Dataset items:
•••••
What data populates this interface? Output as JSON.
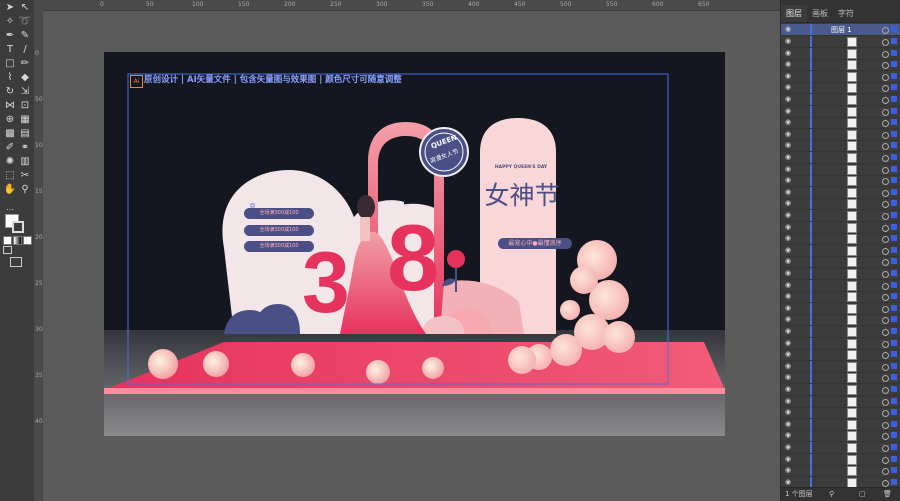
{
  "panel": {
    "tabs": [
      "图层",
      "画板",
      "字符"
    ],
    "top_layer_name": "图层 1",
    "footer_label": "1 个图层"
  },
  "artboard": {
    "ai_badge": "Ai",
    "header_text": "原创设计 | AI矢量文件 | 包含矢量图与效果图 | 颜色尺寸可随意调整",
    "badge_top": "QUEEN",
    "badge_bottom": "浪漫女人节",
    "english_title": "HAPPY QUEEN'S DAY",
    "main_title": "女神节",
    "subtitle": "最宠心中●最懂浪序",
    "num_three": "3",
    "num_eight": "8",
    "bullet_items": [
      "全场满300减100",
      "全场满300减100",
      "全场满300减100"
    ]
  },
  "rulers": {
    "top": [
      "0",
      "50",
      "100",
      "150",
      "200",
      "250",
      "300",
      "350",
      "400",
      "450",
      "500",
      "550",
      "600",
      "650"
    ],
    "left": [
      "0",
      "50",
      "100",
      "150",
      "200",
      "250",
      "300",
      "350",
      "400"
    ]
  },
  "colors": {
    "accent_pink": "#e6335d",
    "light_pink": "#f9d6d8",
    "navy": "#4a4f86",
    "selection_blue": "#4a6fe0"
  }
}
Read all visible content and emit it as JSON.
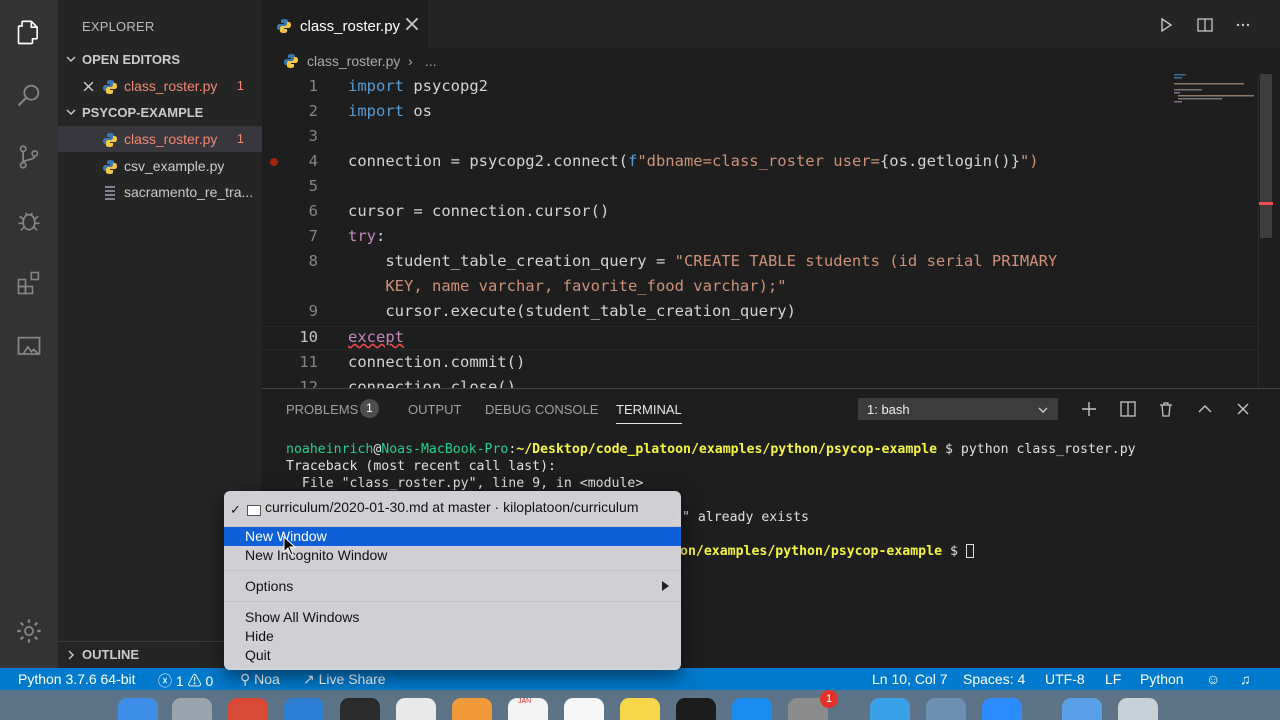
{
  "activity_bar": {
    "icons": [
      "files-icon",
      "search-icon",
      "source-control-icon",
      "debug-icon",
      "extensions-icon",
      "remote-explorer-icon",
      "settings-gear-icon"
    ]
  },
  "sidebar": {
    "title": "EXPLORER",
    "open_editors": {
      "label": "OPEN EDITORS",
      "items": [
        {
          "name": "class_roster.py",
          "problems": "1"
        }
      ]
    },
    "project": {
      "label": "PSYCOP-EXAMPLE",
      "files": [
        {
          "name": "class_roster.py",
          "problems": "1"
        },
        {
          "name": "csv_example.py"
        },
        {
          "name": "sacramento_re_tra..."
        }
      ]
    },
    "outline_label": "OUTLINE"
  },
  "editor": {
    "tab_label": "class_roster.py",
    "breadcrumb_file": "class_roster.py",
    "breadcrumb_rest": "...",
    "line_numbers": [
      "1",
      "2",
      "3",
      "4",
      "5",
      "6",
      "7",
      "8",
      "",
      "9",
      "10",
      "11",
      "12"
    ],
    "active_line": "10",
    "code": [
      {
        "kw": "import",
        "rest": " psycopg2"
      },
      {
        "kw": "import",
        "rest": " os"
      },
      {
        "text": ""
      },
      {
        "pre": "connection = psycopg2.connect(",
        "fpre": "f",
        "str": "\"dbname=class_roster user=",
        "mid": "{os.getlogin()}",
        "post": "\")"
      },
      {
        "text": ""
      },
      {
        "text": "cursor = connection.cursor()"
      },
      {
        "kw2": "try",
        "rest": ":"
      },
      {
        "indent": "    ",
        "pre": "student_table_creation_query = ",
        "str": "\"CREATE TABLE students (id serial PRIMARY"
      },
      {
        "indent": "    ",
        "str": "KEY, name varchar, favorite_food varchar);\""
      },
      {
        "text": "    cursor.execute(student_table_creation_query)"
      },
      {
        "err": "except"
      },
      {
        "text": "connection.commit()"
      },
      {
        "text": "connection.close()"
      }
    ]
  },
  "panel": {
    "tabs": [
      "PROBLEMS",
      "OUTPUT",
      "DEBUG CONSOLE",
      "TERMINAL"
    ],
    "problems_count": "1",
    "active_tab": "TERMINAL",
    "terminal_selector": "1: bash",
    "terminal_lines": [
      {
        "user": "noaheinrich",
        "at": "@",
        "host": "Noas-MacBook-Pro",
        "colon": ":",
        "path": "~/Desktop/code_platoon/examples/python/psycop-example",
        "cmd": " $ python class_roster.py"
      },
      {
        "text": "Traceback (most recent call last):"
      },
      {
        "text": "  File \"class_roster.py\", line 9, in <module>"
      },
      {
        "text": ""
      },
      {
        "partial": "s\" already exists"
      },
      {
        "text": ""
      },
      {
        "partial_path": "on/examples/python/psycop-example",
        "tail": " $ "
      }
    ]
  },
  "status_bar": {
    "python": "Python 3.7.6 64-bit",
    "errors": "1",
    "warnings": "0",
    "user": "Noa",
    "live_share": "Live Share",
    "position": "Ln 10, Col 7",
    "spaces": "Spaces: 4",
    "encoding": "UTF-8",
    "eol": "LF",
    "language": "Python"
  },
  "context_menu": {
    "window_item": "curriculum/2020-01-30.md at master · kiloplatoon/curriculum",
    "items": [
      "New Window",
      "New Incognito Window",
      "Options",
      "Show All Windows",
      "Hide",
      "Quit"
    ],
    "highlighted": "New Window"
  },
  "dock": {
    "calendar_month": "JAN",
    "badges": [
      "1"
    ]
  },
  "colors": {
    "accent": "#007acc",
    "menu_highlight": "#0f5fd8",
    "error": "#f48771"
  }
}
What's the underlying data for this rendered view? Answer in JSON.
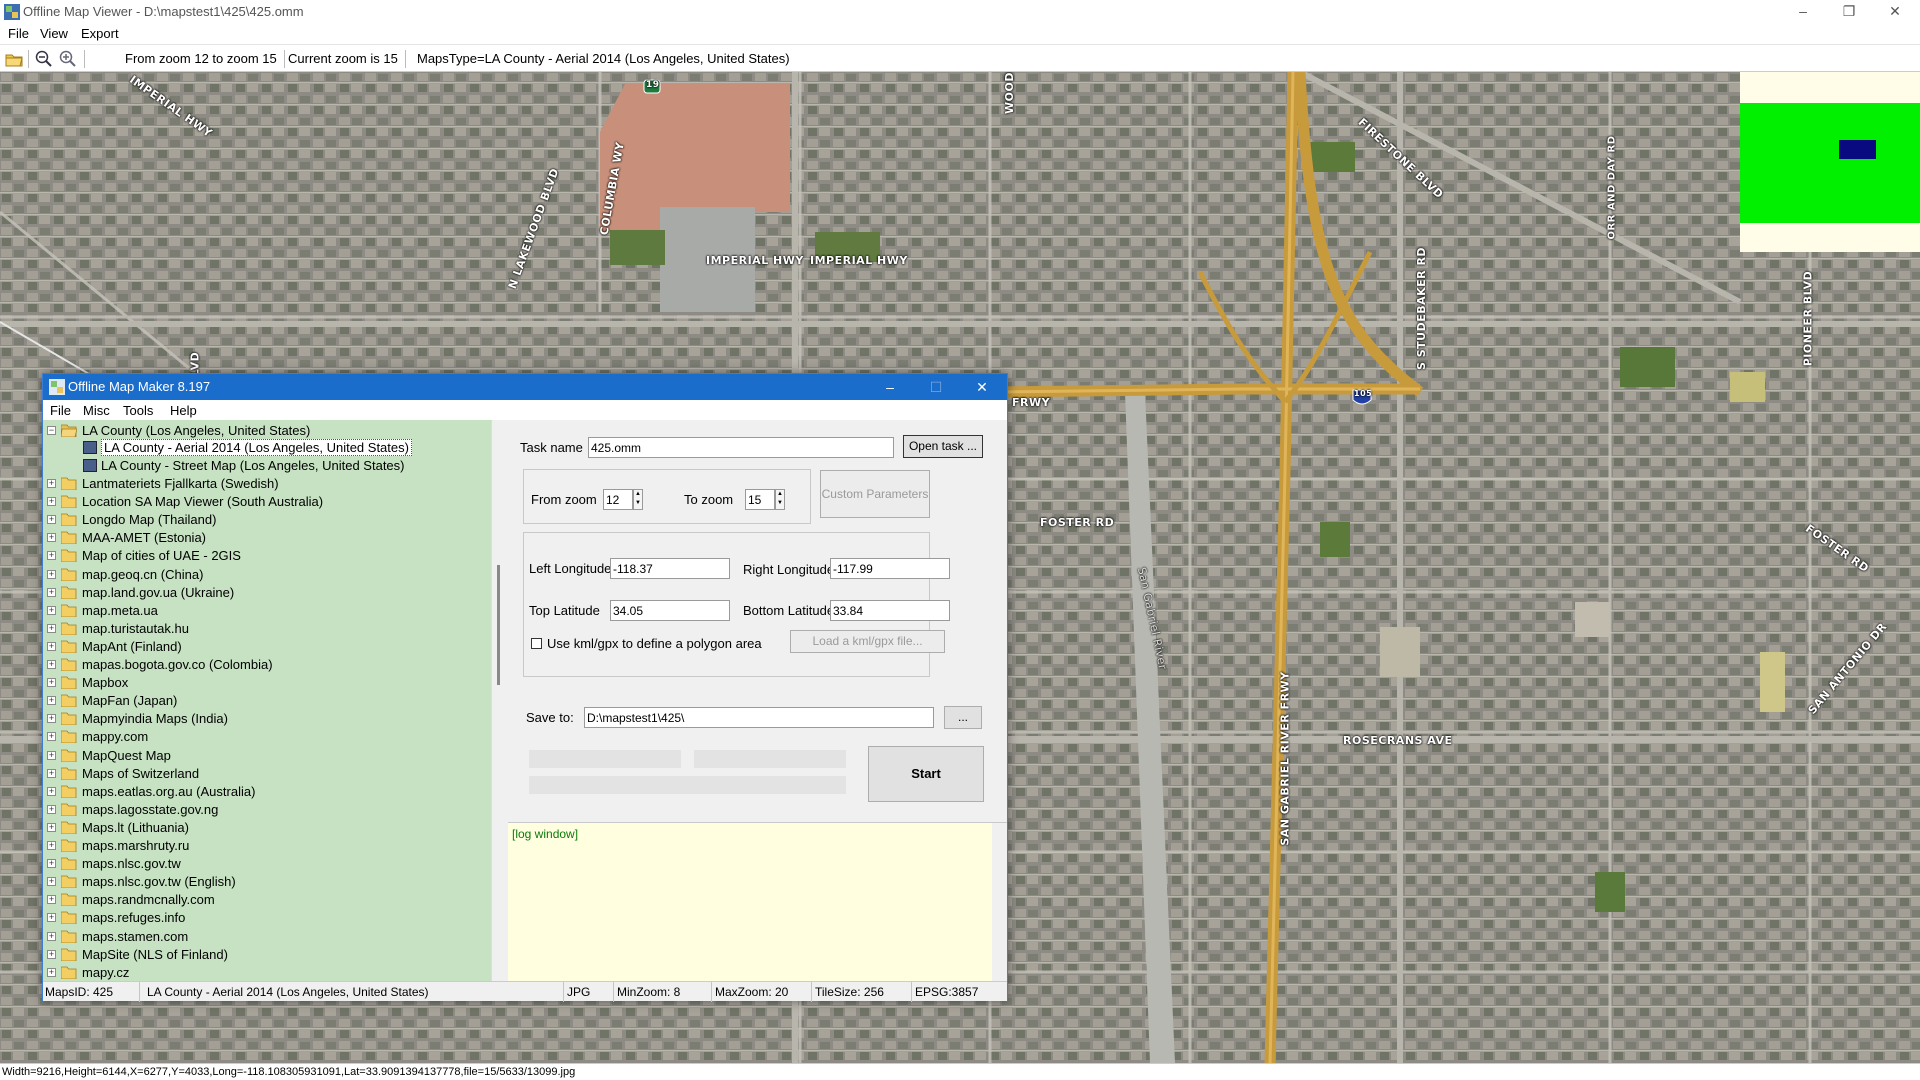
{
  "window": {
    "title": "Offline Map Viewer - D:\\mapstest1\\425\\425.omm",
    "menu": [
      "File",
      "View",
      "Export"
    ],
    "toolbar": {
      "zoom_range": "From zoom 12 to zoom 15",
      "current_zoom": "Current zoom is 15",
      "maps_type": "MapsType=LA County - Aerial 2014 (Los Angeles, United States)"
    },
    "status": "Width=9216,Height=6144,X=6277,Y=4033,Long=-118.108305931091,Lat=33.9091394137778,file=15/5633/13099.jpg"
  },
  "map": {
    "labels": [
      "IMPERIAL HWY",
      "IMPERIAL HWY",
      "IMPERIAL HWY",
      "N LAKEWOOD BLVD",
      "COLUMBIA WY",
      "WOODR",
      "FIRESTONE BLVD",
      "ORR AND DAY RD",
      "S STUDEBAKER RD",
      "PIONEER BLVD",
      "FRWY",
      "FOSTER RD",
      "FOSTER RD",
      "San Gabriel River",
      "SAN GABRIEL RIVER FRWY",
      "ROSECRANS AVE",
      "SAN ANTONIO DR",
      "BLVD"
    ],
    "shields": [
      "19",
      "105"
    ],
    "colors": {
      "minimap_bg": "#00f000",
      "minimap_view": "#0a0a80",
      "freeway": "#c89838"
    }
  },
  "dialog": {
    "title": "Offline Map Maker 8.197",
    "menu": [
      "File",
      "Misc",
      "Tools",
      "Help"
    ],
    "tree": {
      "expanded_root": "LA County (Los Angeles, United States)",
      "children": [
        "LA County - Aerial 2014 (Los Angeles, United States)",
        "LA County - Street Map (Los Angeles, United States)"
      ],
      "selected_child": 0,
      "folders": [
        "Lantmateriets Fjallkarta (Swedish)",
        "Location SA Map Viewer (South Australia)",
        "Longdo Map (Thailand)",
        "MAA-AMET (Estonia)",
        "Map of cities of UAE - 2GIS",
        "map.geoq.cn (China)",
        "map.land.gov.ua (Ukraine)",
        "map.meta.ua",
        "map.turistautak.hu",
        "MapAnt (Finland)",
        "mapas.bogota.gov.co (Colombia)",
        "Mapbox",
        "MapFan (Japan)",
        "Mapmyindia Maps (India)",
        "mappy.com",
        "MapQuest Map",
        "Maps of Switzerland",
        "maps.eatlas.org.au (Australia)",
        "maps.lagosstate.gov.ng",
        "Maps.lt (Lithuania)",
        "maps.marshruty.ru",
        "maps.nlsc.gov.tw",
        "maps.nlsc.gov.tw (English)",
        "maps.randmcnally.com",
        "maps.refuges.info",
        "maps.stamen.com",
        "MapSite (NLS of Finland)",
        "mapy.cz"
      ]
    },
    "form": {
      "task_label": "Task name",
      "task_value": "425.omm",
      "open_task": "Open task ...",
      "from_zoom_label": "From zoom",
      "from_zoom": "12",
      "to_zoom_label": "To zoom",
      "to_zoom": "15",
      "custom_params": "Custom Parameters",
      "left_lon_label": "Left Longitude",
      "left_lon": "-118.37",
      "right_lon_label": "Right Longitude",
      "right_lon": "-117.99",
      "top_lat_label": "Top Latitude",
      "top_lat": "34.05",
      "bottom_lat_label": "Bottom Latitude",
      "bottom_lat": "33.84",
      "kml_label": "Use kml/gpx to define a polygon area",
      "kml_button": "Load a kml/gpx file...",
      "save_label": "Save to:",
      "save_value": "D:\\mapstest1\\425\\",
      "browse": "...",
      "start": "Start"
    },
    "log_text": "[log window]",
    "status": {
      "maps_id": "MapsID: 425",
      "maps_name": "LA County - Aerial 2014 (Los Angeles, United States)",
      "format": "JPG",
      "min_zoom": "MinZoom: 8",
      "max_zoom": "MaxZoom: 20",
      "tile_size": "TileSize: 256",
      "epsg": "EPSG:3857"
    }
  }
}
•••••
— EXERCISE AIM —
Copy out every line where the word "What" occurs.

— FULL SOLUTION —
What data populates this interface? Output as JSON.
What's the underlying data for this rendered view? Answer in JSON.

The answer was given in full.